_RECORDS SHOWN_:
· · ·
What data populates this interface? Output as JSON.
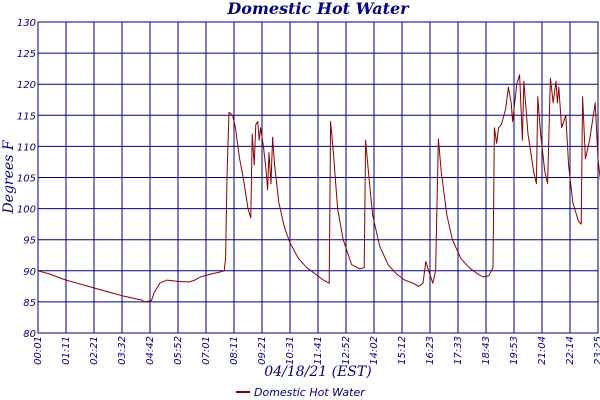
{
  "chart_data": {
    "type": "line",
    "title": "Domestic Hot Water",
    "xlabel": "04/18/21 (EST)",
    "ylabel": "Degrees F",
    "ylim": [
      80,
      130
    ],
    "yticks": [
      80,
      85,
      90,
      95,
      100,
      105,
      110,
      115,
      120,
      125,
      130
    ],
    "xticks": [
      "00:01",
      "01:11",
      "02:21",
      "03:32",
      "04:42",
      "05:52",
      "07:01",
      "08:11",
      "09:21",
      "10:31",
      "11:41",
      "12:52",
      "14:02",
      "15:12",
      "16:23",
      "17:33",
      "18:43",
      "19:53",
      "21:04",
      "22:14",
      "23:25"
    ],
    "grid": true,
    "legend_position": "bottom",
    "series": [
      {
        "name": "Domestic Hot Water",
        "color": "#8b0000",
        "points": [
          [
            0,
            90
          ],
          [
            0.4,
            89.5
          ],
          [
            0.7,
            89
          ],
          [
            1.0,
            88.5
          ],
          [
            1.4,
            88
          ],
          [
            1.8,
            87.5
          ],
          [
            2.2,
            87
          ],
          [
            2.6,
            86.5
          ],
          [
            3.0,
            86
          ],
          [
            3.4,
            85.6
          ],
          [
            3.7,
            85.3
          ],
          [
            3.8,
            85
          ],
          [
            4.05,
            85.2
          ],
          [
            4.15,
            86.5
          ],
          [
            4.35,
            88
          ],
          [
            4.6,
            88.5
          ],
          [
            5.0,
            88.3
          ],
          [
            5.4,
            88.2
          ],
          [
            5.6,
            88.5
          ],
          [
            5.8,
            89
          ],
          [
            6.2,
            89.5
          ],
          [
            6.5,
            89.8
          ],
          [
            6.65,
            90
          ],
          [
            6.7,
            92
          ],
          [
            6.75,
            105
          ],
          [
            6.82,
            115.5
          ],
          [
            6.95,
            115
          ],
          [
            7.05,
            113
          ],
          [
            7.2,
            108
          ],
          [
            7.33,
            105
          ],
          [
            7.5,
            100
          ],
          [
            7.6,
            98.5
          ],
          [
            7.65,
            112
          ],
          [
            7.72,
            107
          ],
          [
            7.78,
            113.5
          ],
          [
            7.85,
            114
          ],
          [
            7.9,
            111
          ],
          [
            7.95,
            113
          ],
          [
            8.05,
            110
          ],
          [
            8.15,
            106
          ],
          [
            8.2,
            103
          ],
          [
            8.25,
            109
          ],
          [
            8.32,
            104
          ],
          [
            8.38,
            111.5
          ],
          [
            8.45,
            107
          ],
          [
            8.6,
            101
          ],
          [
            8.8,
            97
          ],
          [
            9.0,
            94.5
          ],
          [
            9.3,
            92
          ],
          [
            9.6,
            90.5
          ],
          [
            9.9,
            89.5
          ],
          [
            10.2,
            88.5
          ],
          [
            10.4,
            88
          ],
          [
            10.45,
            114
          ],
          [
            10.55,
            109
          ],
          [
            10.7,
            100
          ],
          [
            10.9,
            95
          ],
          [
            11.2,
            91
          ],
          [
            11.5,
            90.3
          ],
          [
            11.65,
            90.5
          ],
          [
            11.7,
            111
          ],
          [
            11.8,
            106
          ],
          [
            11.95,
            99
          ],
          [
            12.2,
            94
          ],
          [
            12.5,
            91
          ],
          [
            12.8,
            89.5
          ],
          [
            13.1,
            88.5
          ],
          [
            13.4,
            88
          ],
          [
            13.6,
            87.5
          ],
          [
            13.75,
            88
          ],
          [
            13.85,
            91.5
          ],
          [
            13.95,
            90
          ],
          [
            14.1,
            88
          ],
          [
            14.2,
            90
          ],
          [
            14.3,
            111.2
          ],
          [
            14.4,
            106
          ],
          [
            14.6,
            99
          ],
          [
            14.8,
            95
          ],
          [
            15.1,
            92
          ],
          [
            15.4,
            90.5
          ],
          [
            15.7,
            89.5
          ],
          [
            15.9,
            89
          ],
          [
            16.1,
            89.2
          ],
          [
            16.25,
            90.5
          ],
          [
            16.3,
            113
          ],
          [
            16.38,
            110.5
          ],
          [
            16.45,
            113
          ],
          [
            16.55,
            113.5
          ],
          [
            16.7,
            116
          ],
          [
            16.8,
            119.5
          ],
          [
            16.9,
            117
          ],
          [
            16.95,
            114
          ],
          [
            17.1,
            120
          ],
          [
            17.2,
            121.5
          ],
          [
            17.3,
            111
          ],
          [
            17.35,
            120.5
          ],
          [
            17.5,
            112
          ],
          [
            17.7,
            106
          ],
          [
            17.8,
            104
          ],
          [
            17.85,
            118
          ],
          [
            17.95,
            112
          ],
          [
            18.1,
            106
          ],
          [
            18.2,
            104
          ],
          [
            18.3,
            121
          ],
          [
            18.4,
            117
          ],
          [
            18.5,
            120.5
          ],
          [
            18.55,
            117
          ],
          [
            18.6,
            119.5
          ],
          [
            18.7,
            113
          ],
          [
            18.85,
            115
          ],
          [
            18.95,
            107
          ],
          [
            19.1,
            101
          ],
          [
            19.3,
            98
          ],
          [
            19.4,
            97.5
          ],
          [
            19.45,
            118
          ],
          [
            19.55,
            108
          ],
          [
            19.7,
            111
          ],
          [
            19.9,
            117
          ],
          [
            20.0,
            108
          ],
          [
            20.15,
            102
          ],
          [
            20.35,
            98
          ],
          [
            20.6,
            95
          ],
          [
            20.9,
            92.5
          ],
          [
            21.3,
            91
          ],
          [
            21.7,
            90.5
          ],
          [
            21.9,
            90
          ],
          [
            21.95,
            101.5
          ],
          [
            22.0,
            115
          ],
          [
            22.1,
            108
          ],
          [
            22.2,
            119
          ],
          [
            22.3,
            113
          ],
          [
            22.45,
            107
          ],
          [
            22.65,
            102
          ],
          [
            22.85,
            98
          ],
          [
            23.05,
            95.5
          ],
          [
            23.1,
            98
          ],
          [
            23.2,
            117
          ],
          [
            23.3,
            113
          ]
        ]
      }
    ]
  }
}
· · ·
_STATED TASK_: Leave out all images, then reproduce the entries above exactly.

_RESPONSE TO THIS EXERCISE_:
What data populates this interface? Output as JSON.
{
  "chart_data": {
    "type": "line",
    "title": "Domestic Hot Water",
    "xlabel": "04/18/21 (EST)",
    "ylabel": "Degrees F",
    "ylim": [
      80,
      130
    ],
    "yticks": [
      80,
      85,
      90,
      95,
      100,
      105,
      110,
      115,
      120,
      125,
      130
    ],
    "xticks": [
      "00:01",
      "01:11",
      "02:21",
      "03:32",
      "04:42",
      "05:52",
      "07:01",
      "08:11",
      "09:21",
      "10:31",
      "11:41",
      "12:52",
      "14:02",
      "15:12",
      "16:23",
      "17:33",
      "18:43",
      "19:53",
      "21:04",
      "22:14",
      "23:25"
    ],
    "grid": true,
    "legend_position": "bottom",
    "series": [
      {
        "name": "Domestic Hot Water",
        "color": "#8b0000",
        "points": [
          [
            0,
            90
          ],
          [
            0.4,
            89.5
          ],
          [
            0.7,
            89
          ],
          [
            1.0,
            88.5
          ],
          [
            1.4,
            88
          ],
          [
            1.8,
            87.5
          ],
          [
            2.2,
            87
          ],
          [
            2.6,
            86.5
          ],
          [
            3.0,
            86
          ],
          [
            3.4,
            85.6
          ],
          [
            3.7,
            85.3
          ],
          [
            3.8,
            85
          ],
          [
            4.05,
            85.2
          ],
          [
            4.15,
            86.5
          ],
          [
            4.35,
            88
          ],
          [
            4.6,
            88.5
          ],
          [
            5.0,
            88.3
          ],
          [
            5.4,
            88.2
          ],
          [
            5.6,
            88.5
          ],
          [
            5.8,
            89
          ],
          [
            6.2,
            89.5
          ],
          [
            6.5,
            89.8
          ],
          [
            6.65,
            90
          ],
          [
            6.7,
            92
          ],
          [
            6.75,
            105
          ],
          [
            6.82,
            115.5
          ],
          [
            6.95,
            115
          ],
          [
            7.05,
            113
          ],
          [
            7.2,
            108
          ],
          [
            7.33,
            105
          ],
          [
            7.5,
            100
          ],
          [
            7.6,
            98.5
          ],
          [
            7.65,
            112
          ],
          [
            7.72,
            107
          ],
          [
            7.78,
            113.5
          ],
          [
            7.85,
            114
          ],
          [
            7.9,
            111
          ],
          [
            7.95,
            113
          ],
          [
            8.05,
            110
          ],
          [
            8.15,
            106
          ],
          [
            8.2,
            103
          ],
          [
            8.25,
            109
          ],
          [
            8.32,
            104
          ],
          [
            8.38,
            111.5
          ],
          [
            8.45,
            107
          ],
          [
            8.6,
            101
          ],
          [
            8.8,
            97
          ],
          [
            9.0,
            94.5
          ],
          [
            9.3,
            92
          ],
          [
            9.6,
            90.5
          ],
          [
            9.9,
            89.5
          ],
          [
            10.2,
            88.5
          ],
          [
            10.4,
            88
          ],
          [
            10.45,
            114
          ],
          [
            10.55,
            109
          ],
          [
            10.7,
            100
          ],
          [
            10.9,
            95
          ],
          [
            11.2,
            91
          ],
          [
            11.5,
            90.3
          ],
          [
            11.65,
            90.5
          ],
          [
            11.7,
            111
          ],
          [
            11.8,
            106
          ],
          [
            11.95,
            99
          ],
          [
            12.2,
            94
          ],
          [
            12.5,
            91
          ],
          [
            12.8,
            89.5
          ],
          [
            13.1,
            88.5
          ],
          [
            13.4,
            88
          ],
          [
            13.6,
            87.5
          ],
          [
            13.75,
            88
          ],
          [
            13.85,
            91.5
          ],
          [
            13.95,
            90
          ],
          [
            14.1,
            88
          ],
          [
            14.2,
            90
          ],
          [
            14.3,
            111.2
          ],
          [
            14.4,
            106
          ],
          [
            14.6,
            99
          ],
          [
            14.8,
            95
          ],
          [
            15.1,
            92
          ],
          [
            15.4,
            90.5
          ],
          [
            15.7,
            89.5
          ],
          [
            15.9,
            89
          ],
          [
            16.1,
            89.2
          ],
          [
            16.25,
            90.5
          ],
          [
            16.3,
            113
          ],
          [
            16.38,
            110.5
          ],
          [
            16.45,
            113
          ],
          [
            16.55,
            113.5
          ],
          [
            16.7,
            116
          ],
          [
            16.8,
            119.5
          ],
          [
            16.9,
            117
          ],
          [
            16.95,
            114
          ],
          [
            17.1,
            120
          ],
          [
            17.2,
            121.5
          ],
          [
            17.3,
            111
          ],
          [
            17.35,
            120.5
          ],
          [
            17.5,
            112
          ],
          [
            17.7,
            106
          ],
          [
            17.8,
            104
          ],
          [
            17.85,
            118
          ],
          [
            17.95,
            112
          ],
          [
            18.1,
            106
          ],
          [
            18.2,
            104
          ],
          [
            18.3,
            121
          ],
          [
            18.4,
            117
          ],
          [
            18.5,
            120.5
          ],
          [
            18.55,
            117
          ],
          [
            18.6,
            119.5
          ],
          [
            18.7,
            113
          ],
          [
            18.85,
            115
          ],
          [
            18.95,
            107
          ],
          [
            19.1,
            101
          ],
          [
            19.3,
            98
          ],
          [
            19.4,
            97.5
          ],
          [
            19.45,
            118
          ],
          [
            19.55,
            108
          ],
          [
            19.7,
            111
          ],
          [
            19.9,
            117
          ],
          [
            20.0,
            108
          ],
          [
            20.15,
            102
          ],
          [
            20.35,
            98
          ],
          [
            20.6,
            95
          ],
          [
            20.9,
            92.5
          ],
          [
            21.3,
            91
          ],
          [
            21.7,
            90.5
          ],
          [
            21.9,
            90
          ],
          [
            21.95,
            101.5
          ],
          [
            22.0,
            115
          ],
          [
            22.1,
            108
          ],
          [
            22.2,
            119
          ],
          [
            22.3,
            113
          ],
          [
            22.45,
            107
          ],
          [
            22.65,
            102
          ],
          [
            22.85,
            98
          ],
          [
            23.05,
            95.5
          ],
          [
            23.1,
            98
          ],
          [
            23.2,
            117
          ],
          [
            23.3,
            113
          ]
        ]
      }
    ]
  }
}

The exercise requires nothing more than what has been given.